_EXTRAIT DU DOCUMENT:_
----------

L’une des formes de vie que véhicule L’usage de la photo réside dans la relation complexe qu’entretient le sujet avec l’objet qu’il photographie. Pendant la maladie, la trace est surtout ressentie comme la preuve de la survie d’Ernaux ; elle devient, après sa guérison, un rappel de sa fragilité devant la mort. L’objet ne génère donc jamais une seule forme de vie, mais des possibilités démultipliées à la fois par les transferts de sens et les considérations rétrospectives. Dans la première partie de l’ouvrage, le vêtement peut surtout être pensé comme un ajout de subjectivité, un ancrage dans la réalité et le temps. Ernaux souhaite d’ailleurs voir son oeuvre ressembler à ces traces persistantes que l’on peine à effacer :

Je m’aperçois que je suis fascinée par les photos comme je le suis depuis mon enfance par les taches de sang, de sperme, d’urine, déposées sur les draps ou les vieux matelas jetés sur les trottoirs, les taches de vin ou de nourriture incrustées dans le bois des buffets, celles de café ou de doigts gras sur des lettres d’autrefois. Les taches les plus matérielles, organiques. Je me rends compte que j’attends la même chose de l’écriture. Je voudrais que les mots soient comme des taches auxquelles on ne parvient pas à s’arracher.

UP, 99-100

Ce qui fascine Ernaux n’est pourtant pas la salissure indélébile, mais la tache organique qui, malgré son opiniâtreté, finit par disparaître. Elle reconnaît que les vêtements, après avoir « rempli leur fonction de séduction », serviront bientôt « de chiffon pour lustrer les meubles ou les chaussures » (UP, 108-109). Bien que située dans une temporalité longue, la trace n’est pas pensée comme pérenne.

Le vêtement photographié pourrait, dans une certaine mesure, être considéré à la lumière de ce que Jean Baudrillard appelait l’« objet pur » qui, « dénué de fonction, ou abstrait de son usage, prend un statut strictement subjectif [37] ». Il faudrait toutefois nuancer cette qualité en rappelant le caractère éminemment intersubjectif de la trace chez Ernaux et Marie. Elle sert souvent de signe incarnant des événements éphémères : « Photo, écriture, à chaque fois il s’est agi pour nous de conférer davantage de réalité à des moments de jouissance irreprésentables et fugitifs. De saisir l’irréalité du sexe dans la réalité des traces » (UP, 17). Elle recoupe en cela la définition qu’Andrea Semprini propose de l’objet qui permet une rencontre en l’absence de son propriétaire ou de son créateur : « [L]’objet se constitue, se définit et s’offre à une existence et à une utilisation, seulement et exclusivement à l’intérieur d’une authentique relation d’intersubjectivité[38]. » Ernaux imagine les étoffes, « immobiles pour l’instant », « s’apprêt[er] à ramper les unes vers les autres pour perpétuer nos gestes » (UP, 41). Compte tenu de cette intersubjectivité, l’oeuvre devient une forme de vie pour le lecteur.

----------

(Données collectées)
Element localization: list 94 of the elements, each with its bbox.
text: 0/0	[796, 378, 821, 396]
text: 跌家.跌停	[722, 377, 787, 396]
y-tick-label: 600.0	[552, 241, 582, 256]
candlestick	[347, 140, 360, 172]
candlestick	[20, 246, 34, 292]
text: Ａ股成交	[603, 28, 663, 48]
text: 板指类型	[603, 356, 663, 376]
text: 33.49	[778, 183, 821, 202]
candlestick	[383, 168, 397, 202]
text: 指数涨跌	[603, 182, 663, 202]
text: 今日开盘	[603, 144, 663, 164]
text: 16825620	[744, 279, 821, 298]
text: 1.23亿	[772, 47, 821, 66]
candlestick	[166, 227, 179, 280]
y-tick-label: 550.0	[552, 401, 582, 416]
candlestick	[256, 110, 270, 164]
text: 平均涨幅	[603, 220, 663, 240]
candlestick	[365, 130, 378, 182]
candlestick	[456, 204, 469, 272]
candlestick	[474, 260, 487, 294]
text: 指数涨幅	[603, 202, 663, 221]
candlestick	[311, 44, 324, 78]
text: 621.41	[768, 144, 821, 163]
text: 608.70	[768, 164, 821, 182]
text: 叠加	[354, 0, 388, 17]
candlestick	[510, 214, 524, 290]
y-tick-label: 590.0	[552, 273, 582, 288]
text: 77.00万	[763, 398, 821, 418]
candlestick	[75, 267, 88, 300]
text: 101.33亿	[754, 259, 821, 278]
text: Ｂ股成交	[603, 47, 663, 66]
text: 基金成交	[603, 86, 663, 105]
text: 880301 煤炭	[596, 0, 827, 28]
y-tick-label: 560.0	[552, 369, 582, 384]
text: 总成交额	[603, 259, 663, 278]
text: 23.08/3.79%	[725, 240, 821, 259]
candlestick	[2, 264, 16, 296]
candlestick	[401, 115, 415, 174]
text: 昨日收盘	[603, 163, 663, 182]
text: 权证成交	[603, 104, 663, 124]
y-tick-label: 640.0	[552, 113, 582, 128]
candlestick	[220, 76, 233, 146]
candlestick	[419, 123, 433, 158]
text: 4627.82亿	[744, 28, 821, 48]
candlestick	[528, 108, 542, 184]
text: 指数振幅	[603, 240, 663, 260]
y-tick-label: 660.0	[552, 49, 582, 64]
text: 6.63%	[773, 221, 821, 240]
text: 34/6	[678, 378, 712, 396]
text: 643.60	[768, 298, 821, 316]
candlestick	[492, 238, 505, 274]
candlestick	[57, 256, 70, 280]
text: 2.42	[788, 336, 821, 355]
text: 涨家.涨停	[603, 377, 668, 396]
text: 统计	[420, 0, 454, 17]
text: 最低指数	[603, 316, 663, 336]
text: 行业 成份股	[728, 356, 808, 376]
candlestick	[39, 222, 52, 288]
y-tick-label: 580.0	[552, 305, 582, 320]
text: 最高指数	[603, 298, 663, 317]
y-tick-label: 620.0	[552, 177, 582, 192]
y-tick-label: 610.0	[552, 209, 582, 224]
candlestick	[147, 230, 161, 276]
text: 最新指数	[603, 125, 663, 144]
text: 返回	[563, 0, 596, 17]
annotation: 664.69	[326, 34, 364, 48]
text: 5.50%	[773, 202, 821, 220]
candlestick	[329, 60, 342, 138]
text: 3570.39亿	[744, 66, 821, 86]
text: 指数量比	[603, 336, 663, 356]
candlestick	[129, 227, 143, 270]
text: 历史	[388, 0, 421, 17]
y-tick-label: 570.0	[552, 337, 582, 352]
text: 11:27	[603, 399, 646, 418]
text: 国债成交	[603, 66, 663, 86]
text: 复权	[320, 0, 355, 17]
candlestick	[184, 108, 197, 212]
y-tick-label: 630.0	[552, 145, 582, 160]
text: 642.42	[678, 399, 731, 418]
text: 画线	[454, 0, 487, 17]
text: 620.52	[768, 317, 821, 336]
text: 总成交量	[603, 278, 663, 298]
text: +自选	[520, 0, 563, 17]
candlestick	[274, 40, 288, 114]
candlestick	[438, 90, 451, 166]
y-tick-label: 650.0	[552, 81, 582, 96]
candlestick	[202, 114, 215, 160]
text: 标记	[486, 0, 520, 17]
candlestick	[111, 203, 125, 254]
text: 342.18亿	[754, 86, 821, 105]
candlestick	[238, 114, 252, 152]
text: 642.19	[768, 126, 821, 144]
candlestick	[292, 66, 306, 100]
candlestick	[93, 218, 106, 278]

----------

Relevez toutes les sortes de taches qu'énumère la citation d'Ernaux dans l'extrait sur la photographie et la trace.

_RÉPONSE:_
- taches de sang
- taches de sperme
- taches d'urine
- taches de vin
- taches de nourriture
- taches de café
- taches de doigts gras